--- START DATA FOR THIS EXERCISE ---
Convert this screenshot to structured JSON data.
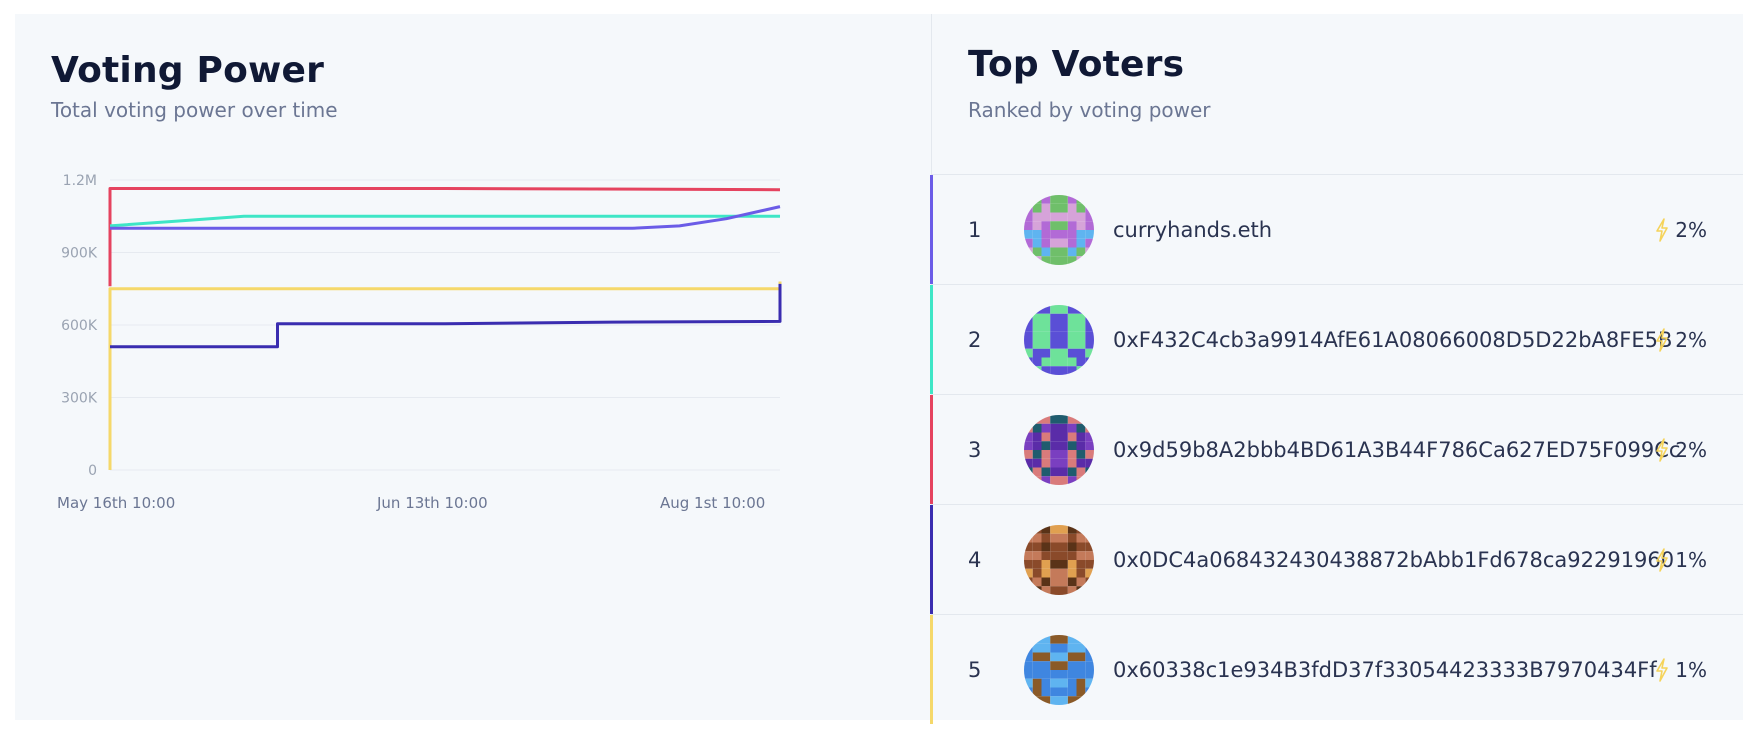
{
  "left": {
    "title": "Voting Power",
    "subtitle": "Total voting power over time"
  },
  "right": {
    "title": "Top Voters",
    "subtitle": "Ranked by voting power"
  },
  "voters": [
    {
      "rank": "1",
      "name": "curryhands.eth",
      "power": "2%",
      "color": "#6b5ce7"
    },
    {
      "rank": "2",
      "name": "0xF432C4cb3a9914AfE61A08066008D5D22bA8FE5B",
      "power": "2%",
      "color": "#3ee6c6"
    },
    {
      "rank": "3",
      "name": "0x9d59b8A2bbb4BD61A3B44F786Ca627ED75F099Cc",
      "power": "2%",
      "color": "#e5435f"
    },
    {
      "rank": "4",
      "name": "0x0DC4a068432430438872bAbb1Fd678ca92291960",
      "power": "1%",
      "color": "#3a2db0"
    },
    {
      "rank": "5",
      "name": "0x60338c1e934B3fdD37f33054423333B7970434Ff",
      "power": "1%",
      "color": "#f5d86a"
    }
  ],
  "chart_data": {
    "type": "line",
    "ylim": [
      0,
      1200000
    ],
    "y_ticks": [
      "0",
      "300K",
      "600K",
      "900K",
      "1.2M"
    ],
    "x_ticks": [
      "May 16th 10:00",
      "Jun 13th 10:00",
      "Aug 1st 10:00"
    ],
    "grid": true,
    "series": [
      {
        "color": "#e5435f",
        "x": [
          0,
          0,
          0.5,
          1
        ],
        "y": [
          760000,
          1165000,
          1165000,
          1160000
        ]
      },
      {
        "color": "#3ee6c6",
        "x": [
          0,
          0.1,
          0.2,
          0.5,
          1
        ],
        "y": [
          1010000,
          1030000,
          1050000,
          1050000,
          1050000
        ]
      },
      {
        "color": "#6b5ce7",
        "x": [
          0,
          0.3,
          0.78,
          0.85,
          0.92,
          1
        ],
        "y": [
          1000000,
          1000000,
          1000000,
          1010000,
          1040000,
          1090000
        ]
      },
      {
        "color": "#f5d86a",
        "x": [
          0,
          0,
          0.5,
          1,
          1
        ],
        "y": [
          0,
          750000,
          750000,
          750000,
          780000
        ]
      },
      {
        "color": "#3a2db0",
        "x": [
          0,
          0.25,
          0.25,
          0.5,
          0.75,
          1,
          1
        ],
        "y": [
          510000,
          510000,
          605000,
          605000,
          612000,
          615000,
          770000
        ]
      }
    ]
  }
}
--- END DATA FOR THIS EXERCISE ---
■ **GOAL**
Pictures in the records above are not copied; print everything else exactly.

■ **TASK RESPONSE**
Convert this screenshot to structured JSON data.
{
  "left": {
    "title": "Voting Power",
    "subtitle": "Total voting power over time"
  },
  "right": {
    "title": "Top Voters",
    "subtitle": "Ranked by voting power"
  },
  "voters": [
    {
      "rank": "1",
      "name": "curryhands.eth",
      "power": "2%",
      "color": "#6b5ce7"
    },
    {
      "rank": "2",
      "name": "0xF432C4cb3a9914AfE61A08066008D5D22bA8FE5B",
      "power": "2%",
      "color": "#3ee6c6"
    },
    {
      "rank": "3",
      "name": "0x9d59b8A2bbb4BD61A3B44F786Ca627ED75F099Cc",
      "power": "2%",
      "color": "#e5435f"
    },
    {
      "rank": "4",
      "name": "0x0DC4a068432430438872bAbb1Fd678ca92291960",
      "power": "1%",
      "color": "#3a2db0"
    },
    {
      "rank": "5",
      "name": "0x60338c1e934B3fdD37f33054423333B7970434Ff",
      "power": "1%",
      "color": "#f5d86a"
    }
  ],
  "chart_data": {
    "type": "line",
    "ylim": [
      0,
      1200000
    ],
    "y_ticks": [
      "0",
      "300K",
      "600K",
      "900K",
      "1.2M"
    ],
    "x_ticks": [
      "May 16th 10:00",
      "Jun 13th 10:00",
      "Aug 1st 10:00"
    ],
    "grid": true,
    "series": [
      {
        "color": "#e5435f",
        "x": [
          0,
          0,
          0.5,
          1
        ],
        "y": [
          760000,
          1165000,
          1165000,
          1160000
        ]
      },
      {
        "color": "#3ee6c6",
        "x": [
          0,
          0.1,
          0.2,
          0.5,
          1
        ],
        "y": [
          1010000,
          1030000,
          1050000,
          1050000,
          1050000
        ]
      },
      {
        "color": "#6b5ce7",
        "x": [
          0,
          0.3,
          0.78,
          0.85,
          0.92,
          1
        ],
        "y": [
          1000000,
          1000000,
          1000000,
          1010000,
          1040000,
          1090000
        ]
      },
      {
        "color": "#f5d86a",
        "x": [
          0,
          0,
          0.5,
          1,
          1
        ],
        "y": [
          0,
          750000,
          750000,
          750000,
          780000
        ]
      },
      {
        "color": "#3a2db0",
        "x": [
          0,
          0.25,
          0.25,
          0.5,
          0.75,
          1,
          1
        ],
        "y": [
          510000,
          510000,
          605000,
          605000,
          612000,
          615000,
          770000
        ]
      }
    ]
  }
}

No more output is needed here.